OBJECTIVE:
Give the number of lines in this listing that contain "medal", with no other words.

═══ DATA EXTRACT

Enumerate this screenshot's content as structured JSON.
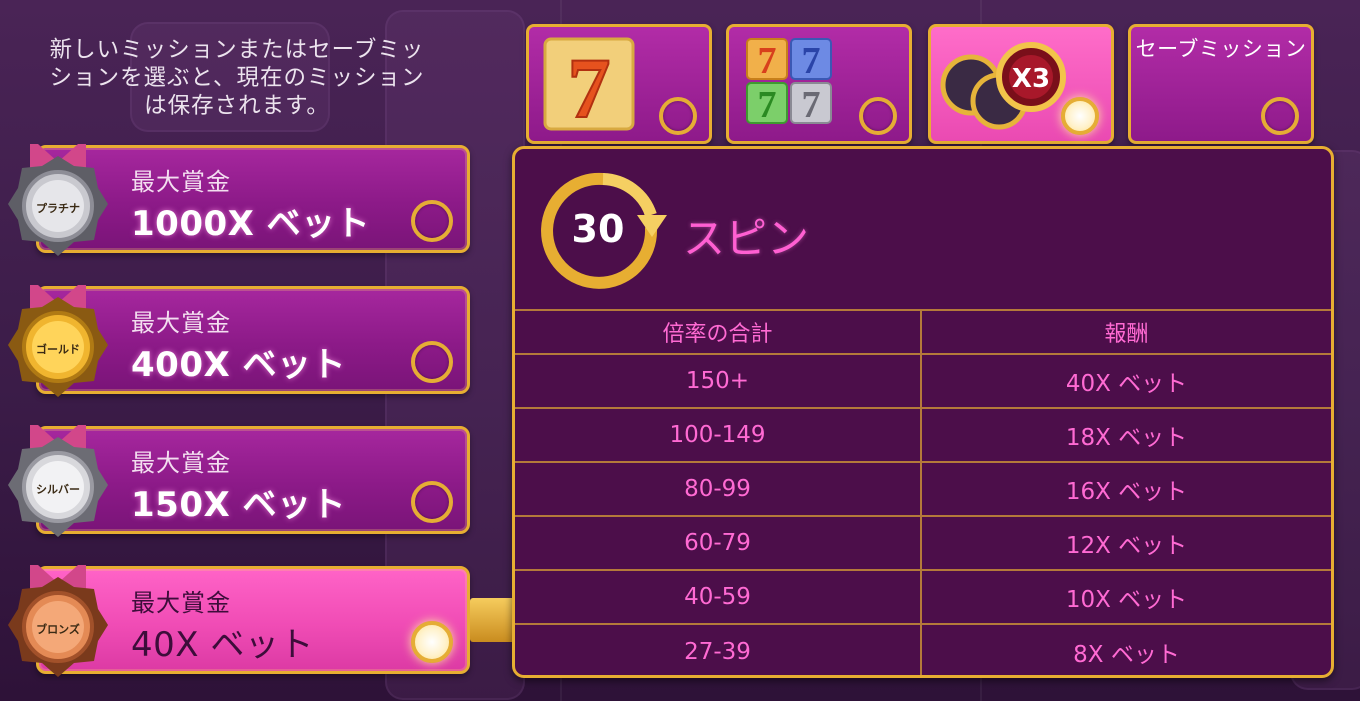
{
  "intro": "新しいミッションまたはセーブミッションを選ぶと、現在のミッションは保存されます。",
  "missions": [
    {
      "medal": "プラチナ",
      "caption": "最大賞金",
      "value": "1000X ベット"
    },
    {
      "medal": "ゴールド",
      "caption": "最大賞金",
      "value": "400X ベット"
    },
    {
      "medal": "シルバー",
      "caption": "最大賞金",
      "value": "150X ベット"
    },
    {
      "medal": "ブロンズ",
      "caption": "最大賞金",
      "value": "40X ベット"
    }
  ],
  "tabs": {
    "saved_label": "セーブミッション"
  },
  "seven_tab": {
    "digit": "7"
  },
  "multi_tab": {
    "digits": [
      "7",
      "7",
      "7",
      "7"
    ]
  },
  "bonus_tab": {
    "badge": "X3"
  },
  "spin": {
    "count": "30",
    "label": "スピン"
  },
  "table": {
    "headers": [
      "倍率の合計",
      "報酬"
    ],
    "rows": [
      [
        "150+",
        "40X ベット"
      ],
      [
        "100-149",
        "18X ベット"
      ],
      [
        "80-99",
        "16X ベット"
      ],
      [
        "60-79",
        "12X ベット"
      ],
      [
        "40-59",
        "10X ベット"
      ],
      [
        "27-39",
        "8X ベット"
      ]
    ]
  },
  "colors": {
    "gold_border": "#e7ae32",
    "purple_card": "#8c1a88",
    "pink_active": "#f04cb5",
    "table_text": "#ff6ad3",
    "panel_bg": "#4c0e4a"
  }
}
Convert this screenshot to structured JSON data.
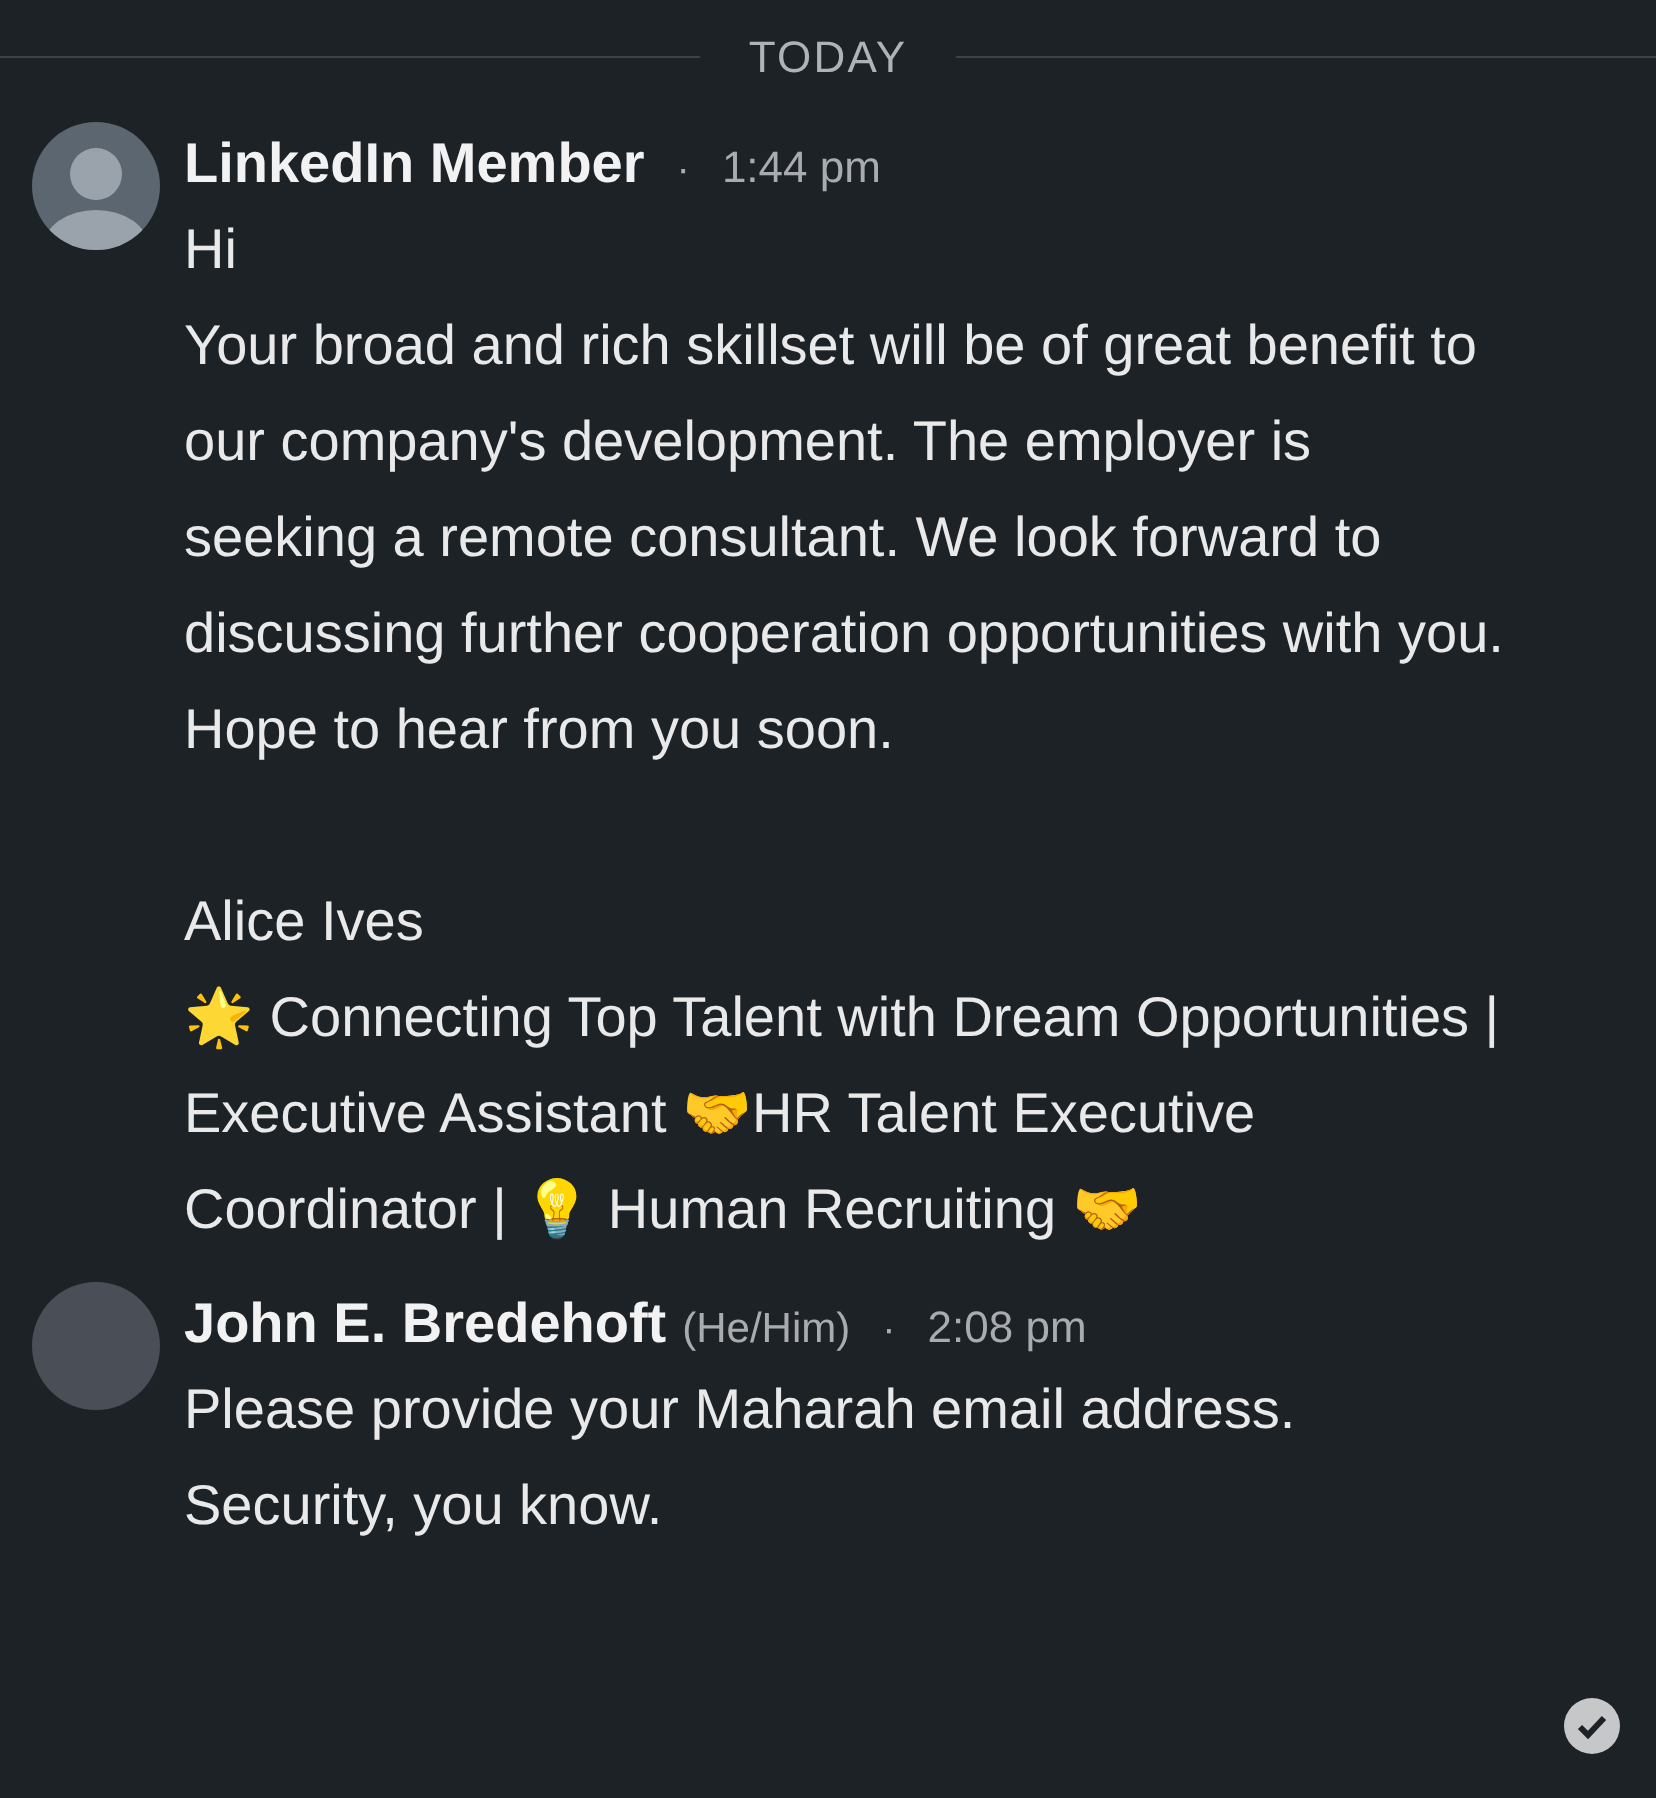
{
  "divider": {
    "label": "TODAY"
  },
  "messages": [
    {
      "avatar": {
        "kind": "silhouette"
      },
      "sender": "LinkedIn Member",
      "separator": "·",
      "time": "1:44 pm",
      "paragraphs": [
        [
          "Hi",
          "Your broad and rich skillset will be of great benefit to our company's development. The employer is seeking a remote consultant. We look forward to discussing further cooperation opportunities with you. Hope to hear from you soon."
        ],
        [
          "Alice Ives",
          "🌟 Connecting Top Talent with Dream Opportunities | Executive Assistant 🤝HR Talent Executive Coordinator | 💡 Human Recruiting 🤝"
        ]
      ]
    },
    {
      "avatar": {
        "kind": "photo"
      },
      "sender": "John E. Bredehoft",
      "pronouns": "(He/Him)",
      "separator": "·",
      "time": "2:08 pm",
      "paragraphs": [
        [
          "Please provide your Maharah email address. Security, you know."
        ]
      ],
      "read": true
    }
  ]
}
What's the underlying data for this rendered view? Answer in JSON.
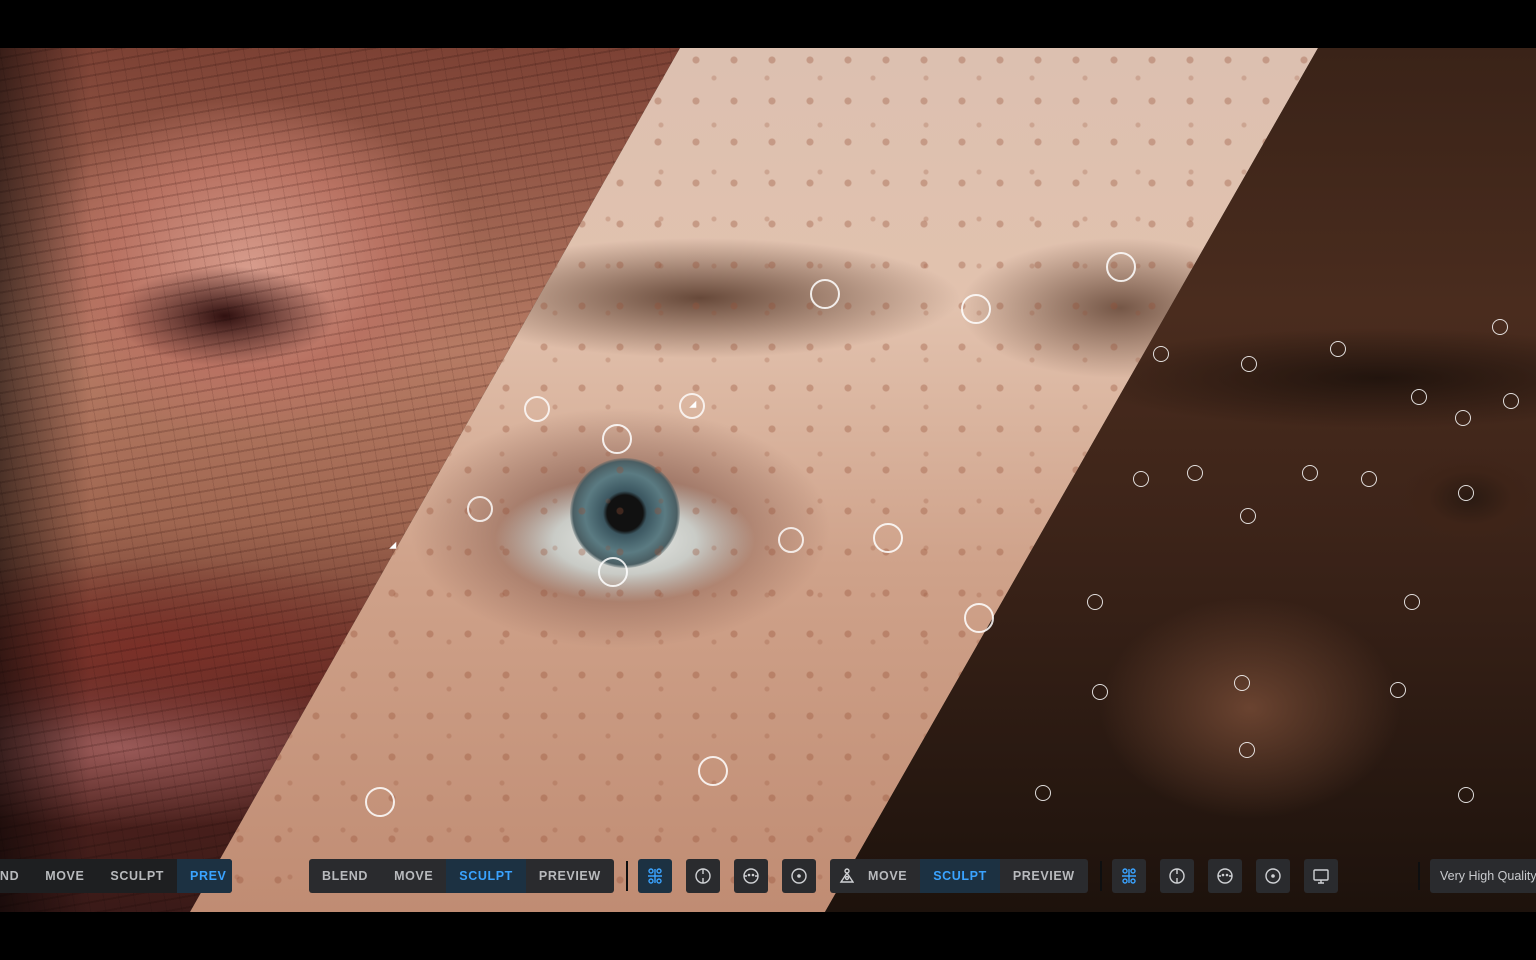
{
  "left_toolbar": {
    "blend": "END",
    "move": "MOVE",
    "sculpt": "SCULPT",
    "preview": "PREV"
  },
  "middle_toolbar": {
    "blend": "BLEND",
    "move": "MOVE",
    "sculpt": "SCULPT",
    "preview": "PREVIEW",
    "active_mode": "SCULPT",
    "tools": [
      "landmarks-icon",
      "center-crosshair-icon",
      "face-icon",
      "target-dot-icon",
      "rig-icon"
    ]
  },
  "right_toolbar": {
    "move": "MOVE",
    "sculpt": "SCULPT",
    "preview": "PREVIEW",
    "active_mode": "SCULPT",
    "tools": [
      "landmarks-icon",
      "center-crosshair-icon",
      "face-icon",
      "target-dot-icon",
      "monitor-icon"
    ],
    "quality": "Very High Quality"
  },
  "colors": {
    "accent": "#3aa3ff",
    "toolbar_bg": "#2a2b2e",
    "active_bg": "#1c3142",
    "text": "#b8babd"
  }
}
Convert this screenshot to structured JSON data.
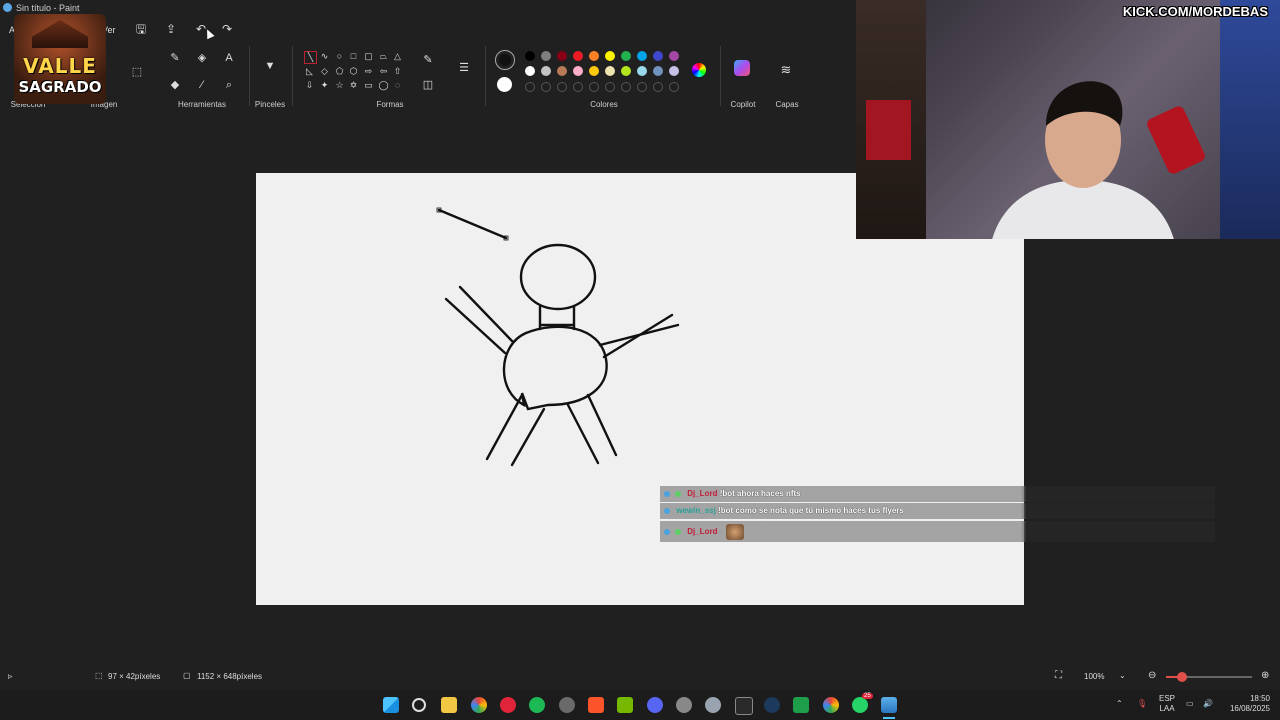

══════

OUTPUT OF THE TASK:
4